Entries taken from a collection
○ ○ ○ ○

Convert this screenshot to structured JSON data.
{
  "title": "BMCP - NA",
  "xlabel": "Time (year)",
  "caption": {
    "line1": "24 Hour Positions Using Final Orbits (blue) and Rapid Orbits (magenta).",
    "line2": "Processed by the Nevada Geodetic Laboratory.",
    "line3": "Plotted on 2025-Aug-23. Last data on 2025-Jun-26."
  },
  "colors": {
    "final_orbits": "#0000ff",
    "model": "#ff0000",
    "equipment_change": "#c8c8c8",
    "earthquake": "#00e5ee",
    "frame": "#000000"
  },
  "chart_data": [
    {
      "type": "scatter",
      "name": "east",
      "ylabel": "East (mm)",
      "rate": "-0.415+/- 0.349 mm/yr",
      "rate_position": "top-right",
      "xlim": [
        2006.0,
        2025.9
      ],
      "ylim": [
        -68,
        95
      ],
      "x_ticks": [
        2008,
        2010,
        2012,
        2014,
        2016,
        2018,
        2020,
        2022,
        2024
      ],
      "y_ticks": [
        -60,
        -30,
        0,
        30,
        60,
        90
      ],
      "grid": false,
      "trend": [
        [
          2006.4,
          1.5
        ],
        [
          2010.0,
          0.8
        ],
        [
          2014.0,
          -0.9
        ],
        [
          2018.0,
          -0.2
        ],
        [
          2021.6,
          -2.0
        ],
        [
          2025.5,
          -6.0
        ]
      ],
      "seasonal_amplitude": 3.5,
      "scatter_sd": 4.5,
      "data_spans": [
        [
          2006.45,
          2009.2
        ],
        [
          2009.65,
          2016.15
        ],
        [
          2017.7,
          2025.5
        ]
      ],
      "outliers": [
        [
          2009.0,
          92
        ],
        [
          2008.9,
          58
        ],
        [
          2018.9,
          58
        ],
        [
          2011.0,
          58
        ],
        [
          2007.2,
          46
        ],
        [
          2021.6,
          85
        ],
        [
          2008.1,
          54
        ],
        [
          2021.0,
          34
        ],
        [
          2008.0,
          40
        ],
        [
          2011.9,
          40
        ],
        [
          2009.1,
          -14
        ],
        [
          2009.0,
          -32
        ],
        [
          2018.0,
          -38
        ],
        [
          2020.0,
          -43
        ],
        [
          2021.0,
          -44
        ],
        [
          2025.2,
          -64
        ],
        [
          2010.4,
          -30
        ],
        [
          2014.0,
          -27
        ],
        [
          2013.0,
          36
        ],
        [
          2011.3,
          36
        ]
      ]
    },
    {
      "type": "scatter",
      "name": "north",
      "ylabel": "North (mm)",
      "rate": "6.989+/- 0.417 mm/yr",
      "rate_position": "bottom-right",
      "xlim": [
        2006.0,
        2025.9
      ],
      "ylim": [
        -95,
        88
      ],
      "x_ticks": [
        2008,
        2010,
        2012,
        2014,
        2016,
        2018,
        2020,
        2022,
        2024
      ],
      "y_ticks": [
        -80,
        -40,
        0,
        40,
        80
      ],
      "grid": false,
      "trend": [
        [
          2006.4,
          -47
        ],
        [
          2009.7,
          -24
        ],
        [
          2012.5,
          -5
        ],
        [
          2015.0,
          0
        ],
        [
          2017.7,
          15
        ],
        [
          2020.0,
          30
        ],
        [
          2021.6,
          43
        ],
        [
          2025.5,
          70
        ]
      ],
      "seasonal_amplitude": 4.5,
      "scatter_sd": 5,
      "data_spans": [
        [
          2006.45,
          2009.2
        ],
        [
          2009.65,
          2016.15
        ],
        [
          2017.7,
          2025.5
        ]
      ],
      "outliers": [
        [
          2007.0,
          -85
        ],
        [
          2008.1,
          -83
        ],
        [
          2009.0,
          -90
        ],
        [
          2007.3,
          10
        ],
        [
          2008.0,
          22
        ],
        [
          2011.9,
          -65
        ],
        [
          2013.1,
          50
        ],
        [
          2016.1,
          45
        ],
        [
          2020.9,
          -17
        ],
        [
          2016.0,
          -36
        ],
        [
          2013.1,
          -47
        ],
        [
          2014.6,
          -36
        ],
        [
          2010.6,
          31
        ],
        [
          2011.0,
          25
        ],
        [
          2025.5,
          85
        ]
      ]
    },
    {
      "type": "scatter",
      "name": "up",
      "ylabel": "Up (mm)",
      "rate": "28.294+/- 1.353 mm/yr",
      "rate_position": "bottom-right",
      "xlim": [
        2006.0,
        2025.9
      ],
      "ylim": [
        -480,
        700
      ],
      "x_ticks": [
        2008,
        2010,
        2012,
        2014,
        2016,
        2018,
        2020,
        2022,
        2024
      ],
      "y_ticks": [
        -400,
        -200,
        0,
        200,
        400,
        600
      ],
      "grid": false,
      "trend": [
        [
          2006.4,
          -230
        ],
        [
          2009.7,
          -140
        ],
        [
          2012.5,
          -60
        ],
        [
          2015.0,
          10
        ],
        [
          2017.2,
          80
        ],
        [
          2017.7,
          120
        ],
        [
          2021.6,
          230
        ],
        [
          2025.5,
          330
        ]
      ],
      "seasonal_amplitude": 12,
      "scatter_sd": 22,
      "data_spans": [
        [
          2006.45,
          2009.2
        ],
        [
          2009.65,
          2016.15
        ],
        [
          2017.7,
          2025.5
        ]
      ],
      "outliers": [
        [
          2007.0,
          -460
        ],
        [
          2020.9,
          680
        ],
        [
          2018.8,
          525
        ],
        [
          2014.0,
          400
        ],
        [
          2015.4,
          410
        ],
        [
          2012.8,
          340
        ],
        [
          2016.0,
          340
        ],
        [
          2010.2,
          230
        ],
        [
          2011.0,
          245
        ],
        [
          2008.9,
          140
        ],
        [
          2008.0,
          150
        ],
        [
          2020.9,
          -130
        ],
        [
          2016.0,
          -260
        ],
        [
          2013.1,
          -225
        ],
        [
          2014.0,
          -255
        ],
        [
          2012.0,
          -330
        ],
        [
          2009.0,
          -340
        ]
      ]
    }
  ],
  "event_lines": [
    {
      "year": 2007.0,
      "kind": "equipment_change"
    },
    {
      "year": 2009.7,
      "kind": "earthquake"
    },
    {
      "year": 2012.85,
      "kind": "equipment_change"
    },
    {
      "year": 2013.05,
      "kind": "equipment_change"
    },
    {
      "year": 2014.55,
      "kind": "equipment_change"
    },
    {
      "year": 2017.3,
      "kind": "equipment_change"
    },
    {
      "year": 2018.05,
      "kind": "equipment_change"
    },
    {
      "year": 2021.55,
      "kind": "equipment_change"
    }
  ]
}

○ ○ ○ ○

» EXERCISE REQUIREMENTS
Give the records above again, word for word.

» SOLUTION
Convert this screenshot to structured JSON data.
{
  "title": "BMCP - NA",
  "xlabel": "Time (year)",
  "caption": {
    "line1": "24 Hour Positions Using Final Orbits (blue) and Rapid Orbits (magenta).",
    "line2": "Processed by the Nevada Geodetic Laboratory.",
    "line3": "Plotted on 2025-Aug-23. Last data on 2025-Jun-26."
  },
  "colors": {
    "final_orbits": "#0000ff",
    "model": "#ff0000",
    "equipment_change": "#c8c8c8",
    "earthquake": "#00e5ee",
    "frame": "#000000"
  },
  "chart_data": [
    {
      "type": "scatter",
      "name": "east",
      "ylabel": "East (mm)",
      "rate": "-0.415+/- 0.349 mm/yr",
      "rate_position": "top-right",
      "xlim": [
        2006.0,
        2025.9
      ],
      "ylim": [
        -68,
        95
      ],
      "x_ticks": [
        2008,
        2010,
        2012,
        2014,
        2016,
        2018,
        2020,
        2022,
        2024
      ],
      "y_ticks": [
        -60,
        -30,
        0,
        30,
        60,
        90
      ],
      "grid": false,
      "trend": [
        [
          2006.4,
          1.5
        ],
        [
          2010.0,
          0.8
        ],
        [
          2014.0,
          -0.9
        ],
        [
          2018.0,
          -0.2
        ],
        [
          2021.6,
          -2.0
        ],
        [
          2025.5,
          -6.0
        ]
      ],
      "seasonal_amplitude": 3.5,
      "scatter_sd": 4.5,
      "data_spans": [
        [
          2006.45,
          2009.2
        ],
        [
          2009.65,
          2016.15
        ],
        [
          2017.7,
          2025.5
        ]
      ],
      "outliers": [
        [
          2009.0,
          92
        ],
        [
          2008.9,
          58
        ],
        [
          2018.9,
          58
        ],
        [
          2011.0,
          58
        ],
        [
          2007.2,
          46
        ],
        [
          2021.6,
          85
        ],
        [
          2008.1,
          54
        ],
        [
          2021.0,
          34
        ],
        [
          2008.0,
          40
        ],
        [
          2011.9,
          40
        ],
        [
          2009.1,
          -14
        ],
        [
          2009.0,
          -32
        ],
        [
          2018.0,
          -38
        ],
        [
          2020.0,
          -43
        ],
        [
          2021.0,
          -44
        ],
        [
          2025.2,
          -64
        ],
        [
          2010.4,
          -30
        ],
        [
          2014.0,
          -27
        ],
        [
          2013.0,
          36
        ],
        [
          2011.3,
          36
        ]
      ]
    },
    {
      "type": "scatter",
      "name": "north",
      "ylabel": "North (mm)",
      "rate": "6.989+/- 0.417 mm/yr",
      "rate_position": "bottom-right",
      "xlim": [
        2006.0,
        2025.9
      ],
      "ylim": [
        -95,
        88
      ],
      "x_ticks": [
        2008,
        2010,
        2012,
        2014,
        2016,
        2018,
        2020,
        2022,
        2024
      ],
      "y_ticks": [
        -80,
        -40,
        0,
        40,
        80
      ],
      "grid": false,
      "trend": [
        [
          2006.4,
          -47
        ],
        [
          2009.7,
          -24
        ],
        [
          2012.5,
          -5
        ],
        [
          2015.0,
          0
        ],
        [
          2017.7,
          15
        ],
        [
          2020.0,
          30
        ],
        [
          2021.6,
          43
        ],
        [
          2025.5,
          70
        ]
      ],
      "seasonal_amplitude": 4.5,
      "scatter_sd": 5,
      "data_spans": [
        [
          2006.45,
          2009.2
        ],
        [
          2009.65,
          2016.15
        ],
        [
          2017.7,
          2025.5
        ]
      ],
      "outliers": [
        [
          2007.0,
          -85
        ],
        [
          2008.1,
          -83
        ],
        [
          2009.0,
          -90
        ],
        [
          2007.3,
          10
        ],
        [
          2008.0,
          22
        ],
        [
          2011.9,
          -65
        ],
        [
          2013.1,
          50
        ],
        [
          2016.1,
          45
        ],
        [
          2020.9,
          -17
        ],
        [
          2016.0,
          -36
        ],
        [
          2013.1,
          -47
        ],
        [
          2014.6,
          -36
        ],
        [
          2010.6,
          31
        ],
        [
          2011.0,
          25
        ],
        [
          2025.5,
          85
        ]
      ]
    },
    {
      "type": "scatter",
      "name": "up",
      "ylabel": "Up (mm)",
      "rate": "28.294+/- 1.353 mm/yr",
      "rate_position": "bottom-right",
      "xlim": [
        2006.0,
        2025.9
      ],
      "ylim": [
        -480,
        700
      ],
      "x_ticks": [
        2008,
        2010,
        2012,
        2014,
        2016,
        2018,
        2020,
        2022,
        2024
      ],
      "y_ticks": [
        -400,
        -200,
        0,
        200,
        400,
        600
      ],
      "grid": false,
      "trend": [
        [
          2006.4,
          -230
        ],
        [
          2009.7,
          -140
        ],
        [
          2012.5,
          -60
        ],
        [
          2015.0,
          10
        ],
        [
          2017.2,
          80
        ],
        [
          2017.7,
          120
        ],
        [
          2021.6,
          230
        ],
        [
          2025.5,
          330
        ]
      ],
      "seasonal_amplitude": 12,
      "scatter_sd": 22,
      "data_spans": [
        [
          2006.45,
          2009.2
        ],
        [
          2009.65,
          2016.15
        ],
        [
          2017.7,
          2025.5
        ]
      ],
      "outliers": [
        [
          2007.0,
          -460
        ],
        [
          2020.9,
          680
        ],
        [
          2018.8,
          525
        ],
        [
          2014.0,
          400
        ],
        [
          2015.4,
          410
        ],
        [
          2012.8,
          340
        ],
        [
          2016.0,
          340
        ],
        [
          2010.2,
          230
        ],
        [
          2011.0,
          245
        ],
        [
          2008.9,
          140
        ],
        [
          2008.0,
          150
        ],
        [
          2020.9,
          -130
        ],
        [
          2016.0,
          -260
        ],
        [
          2013.1,
          -225
        ],
        [
          2014.0,
          -255
        ],
        [
          2012.0,
          -330
        ],
        [
          2009.0,
          -340
        ]
      ]
    }
  ],
  "event_lines": [
    {
      "year": 2007.0,
      "kind": "equipment_change"
    },
    {
      "year": 2009.7,
      "kind": "earthquake"
    },
    {
      "year": 2012.85,
      "kind": "equipment_change"
    },
    {
      "year": 2013.05,
      "kind": "equipment_change"
    },
    {
      "year": 2014.55,
      "kind": "equipment_change"
    },
    {
      "year": 2017.3,
      "kind": "equipment_change"
    },
    {
      "year": 2018.05,
      "kind": "equipment_change"
    },
    {
      "year": 2021.55,
      "kind": "equipment_change"
    }
  ]
}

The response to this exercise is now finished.